__WHAT TO PRODUCE__
Skip the images and return the records below exactly.

__GIVEN RECORDS__
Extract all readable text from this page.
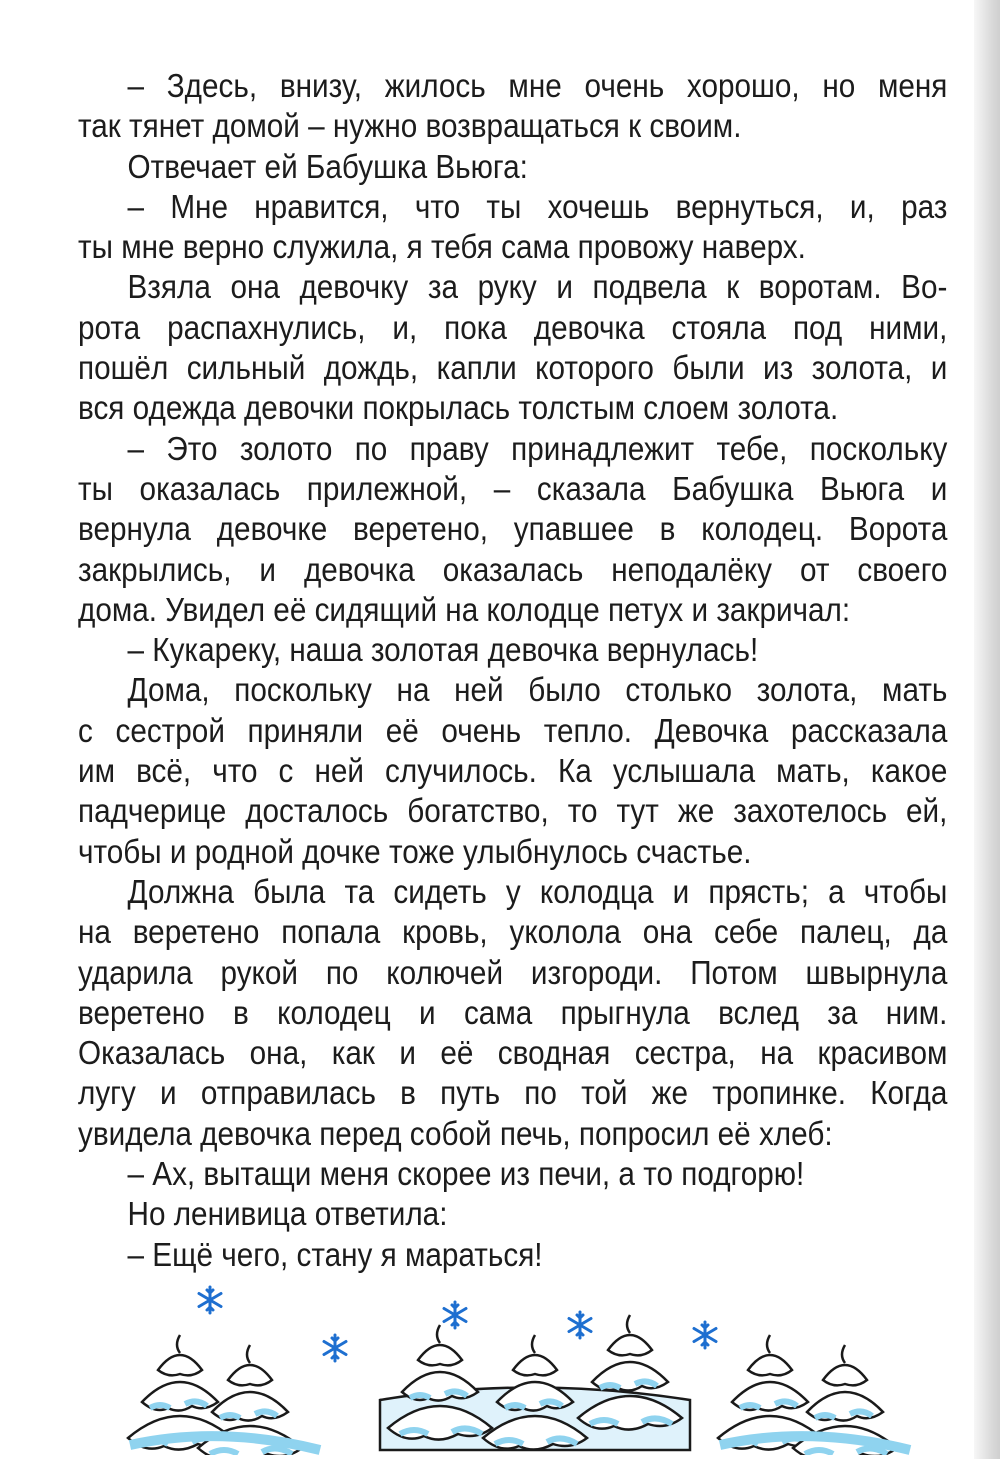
– Здесь, внизу, жилось мне очень хорошо, но меня
так тянет домой – нужно возвращаться к своим.
Отвечает ей Бабушка Вьюга:
– Мне нравится, что ты хочешь вернуться, и, раз
ты мне верно служила, я тебя сама провожу наверх.
Взяла она девочку за руку и подвела к воротам. Во-
рота распахнулись, и, пока девочка стояла под ними,
пошёл сильный дождь, капли которого были из золота, и
вся одежда девочки покрылась толстым слоем золота.
– Это золото по праву принадлежит тебе, поскольку
ты оказалась прилежной, – сказала Бабушка Вьюга и
вернула девочке веретено, упавшее в колодец. Ворота
закрылись, и девочка оказалась неподалёку от своего
дома. Увидел её сидящий на колодце петух и закричал:
– Кукареку, наша золотая девочка вернулась!
Дома, поскольку на ней было столько золота, мать
с сестрой приняли её очень тепло. Девочка рассказала
им всё, что с ней случилось. Ка услышала мать, какое
падчерице досталось богатство, то тут же захотелось ей,
чтобы и родной дочке тоже улыбнулось счастье.
Должна была та сидеть у колодца и прясть; а чтобы
на веретено попала кровь, уколола она себе палец, да
ударила рукой по колючей изгороди. Потом швырнула
веретено в колодец и сама прыгнула вслед за ним.
Оказалась она, как и её сводная сестра, на красивом
лугу и отправилась в путь по той же тропинке. Когда
увидела девочка перед собой печь, попросил её хлеб:
– Ах, вытащи меня скорее из печи, а то подгорю!
Но ленивица ответила:
– Ещё чего, стану я мараться!
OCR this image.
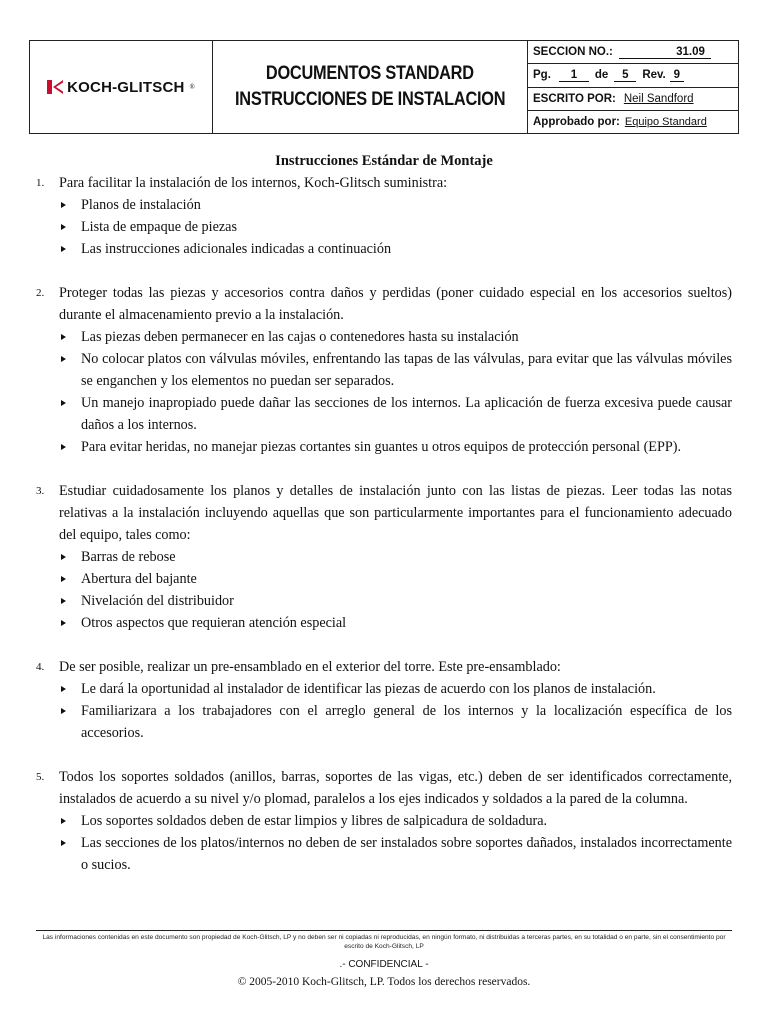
KOCH-GLITSCH ®
DOCUMENTOS STANDARD
INSTRUCCIONES DE INSTALACION
SECCION NO.:	31.09
Pg.	1	de	5	Rev. 9
ESCRITO POR: Neil Sandford
Approbado por: Equipo Standard
Instrucciones Estándar de Montaje
1. Para facilitar la instalación de los internos, Koch-Glitsch suministra:
Planos de instalación
Lista de empaque de piezas
Las instrucciones adicionales indicadas a continuación
2. Proteger todas las piezas y accesorios contra daños y perdidas (poner cuidado especial en los accesorios sueltos) durante el almacenamiento previo a la instalación.
Las piezas deben permanecer en las cajas o contenedores hasta su instalación
No colocar platos con válvulas móviles, enfrentando las tapas de las válvulas, para evitar que las válvulas móviles se enganchen y los elementos no puedan ser separados.
Un manejo inapropiado puede dañar las secciones de los internos. La aplicación de fuerza excesiva puede causar daños a los internos.
Para evitar heridas, no manejar piezas cortantes sin guantes u otros equipos de protección personal (EPP).
3. Estudiar cuidadosamente los planos y detalles de instalación junto con las listas de piezas. Leer todas las notas relativas a la instalación incluyendo aquellas que son particularmente importantes para el funcionamiento adecuado del equipo, tales como:
Barras de rebose
Abertura del bajante
Nivelación del distribuidor
Otros aspectos que requieran atención especial
4. De ser posible, realizar un pre-ensamblado en el exterior del torre. Este pre-ensamblado:
Le dará la oportunidad al instalador de identificar las piezas de acuerdo con los planos de instalación.
Familiarizara a los trabajadores con el arreglo general de los internos y la localización específica de los accesorios.
5. Todos los soportes soldados (anillos, barras, soportes de las vigas, etc.) deben de ser identificados correctamente, instalados de acuerdo a su nivel y/o plomad, paralelos a los ejes indicados y soldados a la pared de la columna.
Los soportes soldados deben de estar limpios y libres de salpicadura de soldadura.
Las secciones de los platos/internos no deben de ser instalados sobre soportes dañados, instalados incorrectamente o sucios.
Las informaciones contenidas en este documento son propiedad de Koch-Glitsch, LP y no deben ser ni copiadas ni reproducidas, en ningún formato, ni distribuidas a terceras partes, en su totalidad o en parte, sin el consentimiento por escrito de Koch-Glitsch, LP
.- CONFIDENCIAL -
© 2005-2010 Koch-Glitsch, LP. Todos los derechos reservados.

__SOLVED PROBLEM__
Extract all readable text from this page.
– Здесь, внизу, жилось мне очень хорошо, но меня
так тянет домой – нужно возвращаться к своим.
Отвечает ей Бабушка Вьюга:
– Мне нравится, что ты хочешь вернуться, и, раз
ты мне верно служила, я тебя сама провожу наверх.
Взяла она девочку за руку и подвела к воротам. Во-
рота распахнулись, и, пока девочка стояла под ними,
пошёл сильный дождь, капли которого были из золота, и
вся одежда девочки покрылась толстым слоем золота.
– Это золото по праву принадлежит тебе, поскольку
ты оказалась прилежной, – сказала Бабушка Вьюга и
вернула девочке веретено, упавшее в колодец. Ворота
закрылись, и девочка оказалась неподалёку от своего
дома. Увидел её сидящий на колодце петух и закричал:
– Кукареку, наша золотая девочка вернулась!
Дома, поскольку на ней было столько золота, мать
с сестрой приняли её очень тепло. Девочка рассказала
им всё, что с ней случилось. Ка услышала мать, какое
падчерице досталось богатство, то тут же захотелось ей,
чтобы и родной дочке тоже улыбнулось счастье.
Должна была та сидеть у колодца и прясть; а чтобы
на веретено попала кровь, уколола она себе палец, да
ударила рукой по колючей изгороди. Потом швырнула
веретено в колодец и сама прыгнула вслед за ним.
Оказалась она, как и её сводная сестра, на красивом
лугу и отправилась в путь по той же тропинке. Когда
увидела девочка перед собой печь, попросил её хлеб:
– Ах, вытащи меня скорее из печи, а то подгорю!
Но ленивица ответила:
– Ещё чего, стану я мараться!
OCR this image.
KOCH-GLITSCH ®
DOCUMENTOS STANDARD
INSTRUCCIONES DE INSTALACION
SECCION NO.:	31.09
Pg.	1	de	5	Rev. 9
ESCRITO POR: Neil Sandford
Approbado por: Equipo Standard
Instrucciones Estándar de Montaje
1. Para facilitar la instalación de los internos, Koch-Glitsch suministra:
Planos de instalación
Lista de empaque de piezas
Las instrucciones adicionales indicadas a continuación
2. Proteger todas las piezas y accesorios contra daños y perdidas (poner cuidado especial en los accesorios sueltos) durante el almacenamiento previo a la instalación.
Las piezas deben permanecer en las cajas o contenedores hasta su instalación
No colocar platos con válvulas móviles, enfrentando las tapas de las válvulas, para evitar que las válvulas móviles se enganchen y los elementos no puedan ser separados.
Un manejo inapropiado puede dañar las secciones de los internos. La aplicación de fuerza excesiva puede causar daños a los internos.
Para evitar heridas, no manejar piezas cortantes sin guantes u otros equipos de protección personal (EPP).
3. Estudiar cuidadosamente los planos y detalles de instalación junto con las listas de piezas. Leer todas las notas relativas a la instalación incluyendo aquellas que son particularmente importantes para el funcionamiento adecuado del equipo, tales como:
Barras de rebose
Abertura del bajante
Nivelación del distribuidor
Otros aspectos que requieran atención especial
4. De ser posible, realizar un pre-ensamblado en el exterior del torre. Este pre-ensamblado:
Le dará la oportunidad al instalador de identificar las piezas de acuerdo con los planos de instalación.
Familiarizara a los trabajadores con el arreglo general de los internos y la localización específica de los accesorios.
5. Todos los soportes soldados (anillos, barras, soportes de las vigas, etc.) deben de ser identificados correctamente, instalados de acuerdo a su nivel y/o plomad, paralelos a los ejes indicados y soldados a la pared de la columna.
Los soportes soldados deben de estar limpios y libres de salpicadura de soldadura.
Las secciones de los platos/internos no deben de ser instalados sobre soportes dañados, instalados incorrectamente o sucios.
Las informaciones contenidas en este documento son propiedad de Koch-Glitsch, LP y no deben ser ni copiadas ni reproducidas, en ningún formato, ni distribuidas a terceras partes, en su totalidad o en parte, sin el consentimiento por escrito de Koch-Glitsch, LP
.- CONFIDENCIAL -
© 2005-2010 Koch-Glitsch, LP. Todos los derechos reservados.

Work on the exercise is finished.